**Set problem:** In the records below, find the line containing "Extract all readable text from this page.", then copy that line and all lines after it, exactly, omitting every picture.

**Excerpted data:**
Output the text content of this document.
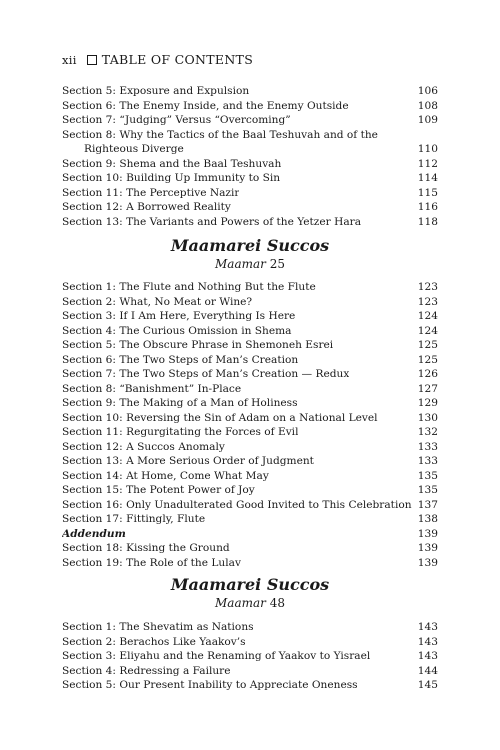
xii TABLE OF CONTENTS
Section 5: Exposure and Expulsion	106
Section 6: The Enemy Inside, and the Enemy Outside	108
Section 7: “Judging” Versus “Overcoming”	109
Section 8: Why the Tactics of the Baal Teshuvah and of the
Righteous Diverge	110
Section 9: Shema and the Baal Teshuvah	112
Section 10: Building Up Immunity to Sin	114
Section 11: The Perceptive Nazir	115
Section 12: A Borrowed Reality	116
Section 13: The Variants and Powers of the Yetzer Hara	118
Maamarei Succos
Maamar 25
Section 1: The Flute and Nothing But the Flute	123
Section 2: What, No Meat or Wine?	123
Section 3: If I Am Here, Everything Is Here	124
Section 4: The Curious Omission in Shema	124
Section 5: The Obscure Phrase in Shemoneh Esrei	125
Section 6: The Two Steps of Man’s Creation	125
Section 7: The Two Steps of Man’s Creation — Redux	126
Section 8: “Banishment” In-Place	127
Section 9: The Making of a Man of Holiness	129
Section 10: Reversing the Sin of Adam on a National Level	130
Section 11: Regurgitating the Forces of Evil	132
Section 12: A Succos Anomaly	133
Section 13: A More Serious Order of Judgment	133
Section 14: At Home, Come What May	135
Section 15: The Potent Power of Joy	135
Section 16: Only Unadulterated Good Invited to This Celebration 137
Section 17: Fittingly, Flute	138
Addendum	139
Section 18: Kissing the Ground	139
Section 19: The Role of the Lulav	139
Maamarei Succos
Maamar 48
Section 1: The Shevatim as Nations	143
Section 2: Berachos Like Yaakov’s	143
Section 3: Eliyahu and the Renaming of Yaakov to Yisrael	143
Section 4: Redressing a Failure	144
Section 5: Our Present Inability to Appreciate Oneness	145
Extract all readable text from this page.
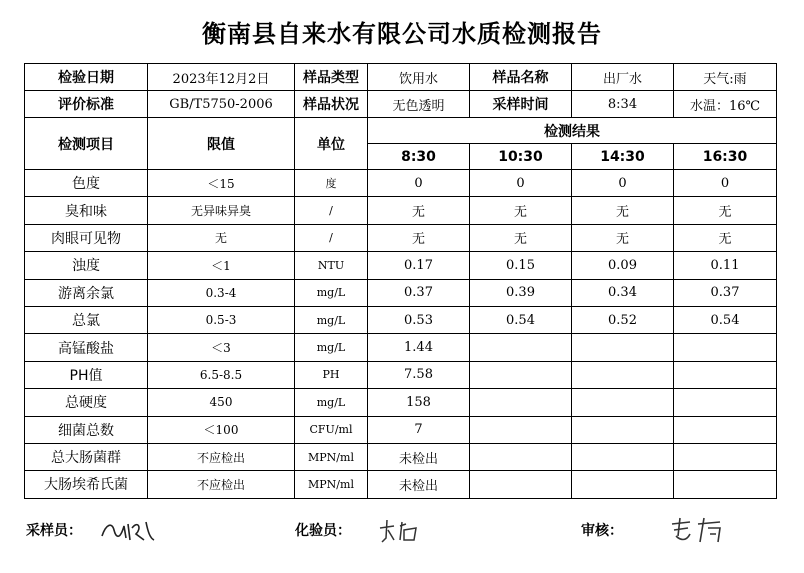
衡南县自来水有限公司水质检测报告
检验日期	2023年12月2日	样品类型	饮用水	样品名称	出厂水	天气:雨
评价标准	GB/T5750-2006	样品状况	无色透明	采样时间	8:34	水温：16℃
检测项目	限值	单位	检测结果			
			8:30	10:30	14:30	16:30
色度	＜15	度	0	0	0	0
臭和味	无异味异臭	/	无	无	无	无
肉眼可见物	无	/	无	无	无	无
浊度	＜1	NTU	0.17	0.15	0.09	0.11
游离余氯	0.3-4	mg/L	0.37	0.39	0.34	0.37
总氯	0.5-3	mg/L	0.53	0.54	0.52	0.54
高锰酸盐	＜3	mg/L	1.44			
PH值	6.5-8.5	PH	7.58			
总硬度	450	mg/L	158			
细菌总数	＜100	CFU/ml	7			
总大肠菌群	不应检出	MPN/ml	未检出			
大肠埃希氏菌	不应检出	MPN/ml	未检出			
采样员：	化验员：	审核：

**The result:**
Extract all readable text from this page.
衡南县自来水有限公司水质检测报告
检验日期	2023年12月2日	样品类型	饮用水	样品名称	出厂水	天气:雨
评价标准	GB/T5750-2006	样品状况	无色透明	采样时间	8:34	水温：16℃
检测项目	限值	单位	检测结果			
			8:30	10:30	14:30	16:30
色度	＜15	度	0	0	0	0
臭和味	无异味异臭	/	无	无	无	无
肉眼可见物	无	/	无	无	无	无
浊度	＜1	NTU	0.17	0.15	0.09	0.11
游离余氯	0.3-4	mg/L	0.37	0.39	0.34	0.37
总氯	0.5-3	mg/L	0.53	0.54	0.52	0.54
高锰酸盐	＜3	mg/L	1.44			
PH值	6.5-8.5	PH	7.58			
总硬度	450	mg/L	158			
细菌总数	＜100	CFU/ml	7			
总大肠菌群	不应检出	MPN/ml	未检出			
大肠埃希氏菌	不应检出	MPN/ml	未检出			
采样员：	化验员：	审核：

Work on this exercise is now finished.